» Exercise description
From the listing below, pick out each line with the word "icon".

(Stored data)
>>>

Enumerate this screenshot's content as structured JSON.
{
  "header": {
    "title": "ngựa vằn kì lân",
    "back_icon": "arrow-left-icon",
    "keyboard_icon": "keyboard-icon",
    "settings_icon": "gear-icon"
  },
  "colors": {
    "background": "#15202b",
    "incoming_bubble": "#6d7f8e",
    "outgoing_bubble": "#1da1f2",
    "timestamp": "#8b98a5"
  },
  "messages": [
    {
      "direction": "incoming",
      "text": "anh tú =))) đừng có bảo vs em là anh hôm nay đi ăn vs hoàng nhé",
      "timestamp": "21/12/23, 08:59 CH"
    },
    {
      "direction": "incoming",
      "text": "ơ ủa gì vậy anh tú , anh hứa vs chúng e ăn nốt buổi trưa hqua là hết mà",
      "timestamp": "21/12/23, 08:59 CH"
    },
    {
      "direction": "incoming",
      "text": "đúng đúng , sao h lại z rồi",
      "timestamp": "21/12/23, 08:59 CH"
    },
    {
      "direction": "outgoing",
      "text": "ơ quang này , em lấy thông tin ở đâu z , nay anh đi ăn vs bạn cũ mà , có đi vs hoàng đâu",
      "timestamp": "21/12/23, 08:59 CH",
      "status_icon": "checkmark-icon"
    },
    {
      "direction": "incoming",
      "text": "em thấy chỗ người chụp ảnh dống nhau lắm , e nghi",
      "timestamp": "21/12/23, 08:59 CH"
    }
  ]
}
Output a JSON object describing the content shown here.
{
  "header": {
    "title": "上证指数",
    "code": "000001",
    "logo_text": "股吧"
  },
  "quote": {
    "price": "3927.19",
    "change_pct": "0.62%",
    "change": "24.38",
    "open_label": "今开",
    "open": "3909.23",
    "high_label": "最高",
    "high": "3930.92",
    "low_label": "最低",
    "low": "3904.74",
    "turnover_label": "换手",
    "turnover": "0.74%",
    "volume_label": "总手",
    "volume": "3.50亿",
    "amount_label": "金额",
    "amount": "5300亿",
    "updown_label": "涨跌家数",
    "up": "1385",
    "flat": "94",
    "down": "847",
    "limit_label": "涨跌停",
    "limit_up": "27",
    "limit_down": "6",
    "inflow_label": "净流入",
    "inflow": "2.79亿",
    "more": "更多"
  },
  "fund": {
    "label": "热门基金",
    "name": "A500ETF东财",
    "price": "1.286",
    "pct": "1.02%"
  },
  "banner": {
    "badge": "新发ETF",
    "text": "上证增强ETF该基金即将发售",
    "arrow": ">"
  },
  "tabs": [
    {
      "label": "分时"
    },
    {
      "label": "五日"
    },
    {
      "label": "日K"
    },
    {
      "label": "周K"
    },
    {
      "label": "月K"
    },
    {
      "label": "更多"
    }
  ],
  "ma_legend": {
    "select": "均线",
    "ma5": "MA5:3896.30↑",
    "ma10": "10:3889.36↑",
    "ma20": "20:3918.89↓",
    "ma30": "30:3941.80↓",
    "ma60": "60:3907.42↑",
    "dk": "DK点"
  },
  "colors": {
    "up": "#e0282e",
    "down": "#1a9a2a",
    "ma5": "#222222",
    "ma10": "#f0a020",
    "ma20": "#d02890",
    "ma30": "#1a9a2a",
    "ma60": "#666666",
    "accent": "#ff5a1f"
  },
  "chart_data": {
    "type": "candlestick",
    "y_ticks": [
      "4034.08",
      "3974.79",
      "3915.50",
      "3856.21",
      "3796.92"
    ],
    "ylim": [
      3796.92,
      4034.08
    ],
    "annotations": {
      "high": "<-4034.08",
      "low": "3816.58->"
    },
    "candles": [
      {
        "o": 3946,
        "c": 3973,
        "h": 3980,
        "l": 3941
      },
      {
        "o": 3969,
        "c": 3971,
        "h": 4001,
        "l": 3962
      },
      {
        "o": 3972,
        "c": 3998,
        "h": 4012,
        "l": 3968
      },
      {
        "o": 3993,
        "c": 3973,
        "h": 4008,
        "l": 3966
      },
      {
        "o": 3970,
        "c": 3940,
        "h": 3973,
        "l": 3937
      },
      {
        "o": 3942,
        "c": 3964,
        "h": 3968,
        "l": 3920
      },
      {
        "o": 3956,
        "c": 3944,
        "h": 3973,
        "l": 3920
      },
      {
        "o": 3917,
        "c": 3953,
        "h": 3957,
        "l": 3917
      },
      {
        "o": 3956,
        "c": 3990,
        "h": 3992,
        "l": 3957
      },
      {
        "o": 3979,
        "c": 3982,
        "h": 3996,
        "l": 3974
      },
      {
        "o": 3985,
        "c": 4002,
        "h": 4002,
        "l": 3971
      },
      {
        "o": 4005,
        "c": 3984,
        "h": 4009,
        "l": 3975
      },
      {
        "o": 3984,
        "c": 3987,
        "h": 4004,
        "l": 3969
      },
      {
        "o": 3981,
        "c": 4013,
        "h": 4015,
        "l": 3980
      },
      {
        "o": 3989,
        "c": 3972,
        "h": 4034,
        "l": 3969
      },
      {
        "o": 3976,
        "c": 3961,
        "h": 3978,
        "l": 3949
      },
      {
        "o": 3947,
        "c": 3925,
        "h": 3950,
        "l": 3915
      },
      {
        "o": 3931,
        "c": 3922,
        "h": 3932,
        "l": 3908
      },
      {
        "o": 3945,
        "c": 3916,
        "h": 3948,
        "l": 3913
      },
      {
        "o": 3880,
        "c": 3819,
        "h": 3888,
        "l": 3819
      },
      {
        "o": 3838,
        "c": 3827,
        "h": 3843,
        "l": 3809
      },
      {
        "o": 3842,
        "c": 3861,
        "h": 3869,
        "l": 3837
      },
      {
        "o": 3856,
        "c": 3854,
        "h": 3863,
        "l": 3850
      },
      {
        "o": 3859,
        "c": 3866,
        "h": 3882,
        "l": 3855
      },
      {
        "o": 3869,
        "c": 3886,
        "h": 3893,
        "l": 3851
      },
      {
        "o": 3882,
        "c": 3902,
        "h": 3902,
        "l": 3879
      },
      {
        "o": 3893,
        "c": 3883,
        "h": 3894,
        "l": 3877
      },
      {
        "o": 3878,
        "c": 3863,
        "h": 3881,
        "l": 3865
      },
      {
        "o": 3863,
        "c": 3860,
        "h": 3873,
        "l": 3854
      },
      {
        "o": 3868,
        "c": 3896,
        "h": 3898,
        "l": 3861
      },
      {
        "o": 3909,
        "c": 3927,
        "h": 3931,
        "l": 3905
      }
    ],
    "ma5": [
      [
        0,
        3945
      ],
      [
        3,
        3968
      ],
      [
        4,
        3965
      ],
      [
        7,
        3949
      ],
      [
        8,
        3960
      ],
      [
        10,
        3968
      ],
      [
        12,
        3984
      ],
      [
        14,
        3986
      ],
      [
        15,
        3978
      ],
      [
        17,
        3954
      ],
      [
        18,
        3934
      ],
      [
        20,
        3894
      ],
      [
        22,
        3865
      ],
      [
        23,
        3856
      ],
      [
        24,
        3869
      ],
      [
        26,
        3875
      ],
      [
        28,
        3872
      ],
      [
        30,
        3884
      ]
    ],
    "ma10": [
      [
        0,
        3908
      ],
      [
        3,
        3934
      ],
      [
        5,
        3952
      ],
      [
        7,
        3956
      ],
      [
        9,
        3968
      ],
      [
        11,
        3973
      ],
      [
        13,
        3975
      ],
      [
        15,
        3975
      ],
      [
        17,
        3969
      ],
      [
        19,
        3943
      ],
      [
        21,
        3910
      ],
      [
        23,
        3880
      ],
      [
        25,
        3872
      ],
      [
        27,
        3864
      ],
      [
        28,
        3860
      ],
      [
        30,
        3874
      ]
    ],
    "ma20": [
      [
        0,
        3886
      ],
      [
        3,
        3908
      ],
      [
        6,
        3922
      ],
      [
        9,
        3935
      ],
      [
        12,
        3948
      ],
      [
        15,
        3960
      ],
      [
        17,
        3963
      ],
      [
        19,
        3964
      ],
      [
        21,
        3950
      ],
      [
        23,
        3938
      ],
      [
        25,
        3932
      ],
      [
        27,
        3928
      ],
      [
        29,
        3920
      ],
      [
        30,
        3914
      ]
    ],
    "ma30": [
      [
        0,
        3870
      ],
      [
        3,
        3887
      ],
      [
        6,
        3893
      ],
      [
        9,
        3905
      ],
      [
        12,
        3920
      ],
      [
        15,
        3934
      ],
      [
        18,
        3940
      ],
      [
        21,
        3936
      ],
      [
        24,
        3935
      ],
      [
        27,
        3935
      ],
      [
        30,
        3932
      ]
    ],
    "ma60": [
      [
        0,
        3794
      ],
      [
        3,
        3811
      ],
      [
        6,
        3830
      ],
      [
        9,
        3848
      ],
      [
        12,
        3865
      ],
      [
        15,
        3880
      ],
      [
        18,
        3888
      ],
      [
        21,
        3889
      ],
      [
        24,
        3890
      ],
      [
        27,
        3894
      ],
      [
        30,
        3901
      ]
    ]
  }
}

<<<

» Solution
    "back_icon": "arrow-left-icon",
    "keyboard_icon": "keyboard-icon",
    "settings_icon": "gear-icon"
      "status_icon": "checkmark-icon"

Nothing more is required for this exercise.